▸ Working data
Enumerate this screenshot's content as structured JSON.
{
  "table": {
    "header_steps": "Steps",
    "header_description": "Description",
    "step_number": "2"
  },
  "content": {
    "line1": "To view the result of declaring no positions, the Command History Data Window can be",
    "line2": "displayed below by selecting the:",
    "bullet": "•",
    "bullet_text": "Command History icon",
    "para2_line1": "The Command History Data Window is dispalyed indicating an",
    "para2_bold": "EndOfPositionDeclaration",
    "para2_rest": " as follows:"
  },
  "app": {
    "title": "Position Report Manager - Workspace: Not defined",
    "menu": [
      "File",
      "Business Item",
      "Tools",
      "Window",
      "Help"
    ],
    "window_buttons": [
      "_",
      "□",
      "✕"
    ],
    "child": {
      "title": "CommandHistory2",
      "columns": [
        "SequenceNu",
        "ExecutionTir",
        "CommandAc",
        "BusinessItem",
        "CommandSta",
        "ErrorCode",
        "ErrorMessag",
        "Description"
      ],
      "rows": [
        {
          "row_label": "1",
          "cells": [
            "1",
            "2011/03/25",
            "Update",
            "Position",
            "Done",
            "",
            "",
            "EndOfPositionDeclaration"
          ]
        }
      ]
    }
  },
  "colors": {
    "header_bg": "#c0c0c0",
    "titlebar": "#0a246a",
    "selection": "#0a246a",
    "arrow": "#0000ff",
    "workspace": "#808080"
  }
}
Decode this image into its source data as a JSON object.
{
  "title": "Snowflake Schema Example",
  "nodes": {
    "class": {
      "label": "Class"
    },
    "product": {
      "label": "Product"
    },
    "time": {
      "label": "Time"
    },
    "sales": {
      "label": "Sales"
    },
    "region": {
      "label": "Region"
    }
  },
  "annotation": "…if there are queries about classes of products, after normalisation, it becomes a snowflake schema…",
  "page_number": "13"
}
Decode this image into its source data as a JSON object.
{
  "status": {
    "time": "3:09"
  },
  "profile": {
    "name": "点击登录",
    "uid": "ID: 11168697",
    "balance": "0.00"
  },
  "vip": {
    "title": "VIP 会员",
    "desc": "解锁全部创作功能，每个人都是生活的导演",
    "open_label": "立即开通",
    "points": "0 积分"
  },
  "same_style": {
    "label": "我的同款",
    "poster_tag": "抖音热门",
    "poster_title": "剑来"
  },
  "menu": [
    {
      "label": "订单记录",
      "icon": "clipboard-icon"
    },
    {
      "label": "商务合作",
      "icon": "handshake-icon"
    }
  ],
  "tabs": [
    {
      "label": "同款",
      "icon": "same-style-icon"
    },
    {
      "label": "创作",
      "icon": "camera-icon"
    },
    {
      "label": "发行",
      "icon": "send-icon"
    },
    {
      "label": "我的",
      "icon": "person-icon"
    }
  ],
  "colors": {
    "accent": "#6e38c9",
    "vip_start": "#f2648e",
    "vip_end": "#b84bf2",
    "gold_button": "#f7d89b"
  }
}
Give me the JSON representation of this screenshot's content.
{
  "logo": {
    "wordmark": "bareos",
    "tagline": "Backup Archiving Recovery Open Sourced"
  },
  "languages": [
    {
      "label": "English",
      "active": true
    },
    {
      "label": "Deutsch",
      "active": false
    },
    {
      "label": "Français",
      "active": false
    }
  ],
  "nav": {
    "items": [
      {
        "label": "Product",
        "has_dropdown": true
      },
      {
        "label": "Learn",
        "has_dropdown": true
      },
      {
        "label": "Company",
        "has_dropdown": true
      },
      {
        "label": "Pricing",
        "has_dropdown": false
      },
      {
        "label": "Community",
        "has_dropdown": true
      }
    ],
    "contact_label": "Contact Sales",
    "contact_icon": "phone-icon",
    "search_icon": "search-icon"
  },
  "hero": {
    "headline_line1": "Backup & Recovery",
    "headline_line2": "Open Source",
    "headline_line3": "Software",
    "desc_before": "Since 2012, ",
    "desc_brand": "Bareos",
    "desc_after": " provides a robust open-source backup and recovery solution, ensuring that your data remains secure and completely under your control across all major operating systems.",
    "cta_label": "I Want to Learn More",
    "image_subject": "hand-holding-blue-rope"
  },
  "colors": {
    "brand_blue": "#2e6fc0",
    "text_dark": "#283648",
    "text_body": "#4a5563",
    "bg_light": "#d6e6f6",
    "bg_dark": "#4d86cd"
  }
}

▸ Task prompt
Each entry is to be returned in full, character for character.

▸ Completed task
Enumerate this screenshot's content as structured JSON.
{
  "table": {
    "header_steps": "Steps",
    "header_description": "Description",
    "step_number": "2"
  },
  "content": {
    "line1": "To view the result of declaring no positions, the Command History Data Window can be",
    "line2": "displayed below by selecting the:",
    "bullet": "•",
    "bullet_text": "Command History icon",
    "para2_line1": "The Command History Data Window is dispalyed indicating an",
    "para2_bold": "EndOfPositionDeclaration",
    "para2_rest": " as follows:"
  },
  "app": {
    "title": "Position Report Manager - Workspace: Not defined",
    "menu": [
      "File",
      "Business Item",
      "Tools",
      "Window",
      "Help"
    ],
    "window_buttons": [
      "_",
      "□",
      "✕"
    ],
    "child": {
      "title": "CommandHistory2",
      "columns": [
        "SequenceNu",
        "ExecutionTir",
        "CommandAc",
        "BusinessItem",
        "CommandSta",
        "ErrorCode",
        "ErrorMessag",
        "Description"
      ],
      "rows": [
        {
          "row_label": "1",
          "cells": [
            "1",
            "2011/03/25",
            "Update",
            "Position",
            "Done",
            "",
            "",
            "EndOfPositionDeclaration"
          ]
        }
      ]
    }
  },
  "colors": {
    "header_bg": "#c0c0c0",
    "titlebar": "#0a246a",
    "selection": "#0a246a",
    "arrow": "#0000ff",
    "workspace": "#808080"
  }
}
Decode this image into its source data as a JSON object.
{
  "title": "Snowflake Schema Example",
  "nodes": {
    "class": {
      "label": "Class"
    },
    "product": {
      "label": "Product"
    },
    "time": {
      "label": "Time"
    },
    "sales": {
      "label": "Sales"
    },
    "region": {
      "label": "Region"
    }
  },
  "annotation": "…if there are queries about classes of products, after normalisation, it becomes a snowflake schema…",
  "page_number": "13"
}
Decode this image into its source data as a JSON object.
{
  "status": {
    "time": "3:09"
  },
  "profile": {
    "name": "点击登录",
    "uid": "ID: 11168697",
    "balance": "0.00"
  },
  "vip": {
    "title": "VIP 会员",
    "desc": "解锁全部创作功能，每个人都是生活的导演",
    "open_label": "立即开通",
    "points": "0 积分"
  },
  "same_style": {
    "label": "我的同款",
    "poster_tag": "抖音热门",
    "poster_title": "剑来"
  },
  "menu": [
    {
      "label": "订单记录",
      "icon": "clipboard-icon"
    },
    {
      "label": "商务合作",
      "icon": "handshake-icon"
    }
  ],
  "tabs": [
    {
      "label": "同款",
      "icon": "same-style-icon"
    },
    {
      "label": "创作",
      "icon": "camera-icon"
    },
    {
      "label": "发行",
      "icon": "send-icon"
    },
    {
      "label": "我的",
      "icon": "person-icon"
    }
  ],
  "colors": {
    "accent": "#6e38c9",
    "vip_start": "#f2648e",
    "vip_end": "#b84bf2",
    "gold_button": "#f7d89b"
  }
}
Give me the JSON representation of this screenshot's content.
{
  "logo": {
    "wordmark": "bareos",
    "tagline": "Backup Archiving Recovery Open Sourced"
  },
  "languages": [
    {
      "label": "English",
      "active": true
    },
    {
      "label": "Deutsch",
      "active": false
    },
    {
      "label": "Français",
      "active": false
    }
  ],
  "nav": {
    "items": [
      {
        "label": "Product",
        "has_dropdown": true
      },
      {
        "label": "Learn",
        "has_dropdown": true
      },
      {
        "label": "Company",
        "has_dropdown": true
      },
      {
        "label": "Pricing",
        "has_dropdown": false
      },
      {
        "label": "Community",
        "has_dropdown": true
      }
    ],
    "contact_label": "Contact Sales",
    "contact_icon": "phone-icon",
    "search_icon": "search-icon"
  },
  "hero": {
    "headline_line1": "Backup & Recovery",
    "headline_line2": "Open Source",
    "headline_line3": "Software",
    "desc_before": "Since 2012, ",
    "desc_brand": "Bareos",
    "desc_after": " provides a robust open-source backup and recovery solution, ensuring that your data remains secure and completely under your control across all major operating systems.",
    "cta_label": "I Want to Learn More",
    "image_subject": "hand-holding-blue-rope"
  },
  "colors": {
    "brand_blue": "#2e6fc0",
    "text_dark": "#283648",
    "text_body": "#4a5563",
    "bg_light": "#d6e6f6",
    "bg_dark": "#4d86cd"
  }
}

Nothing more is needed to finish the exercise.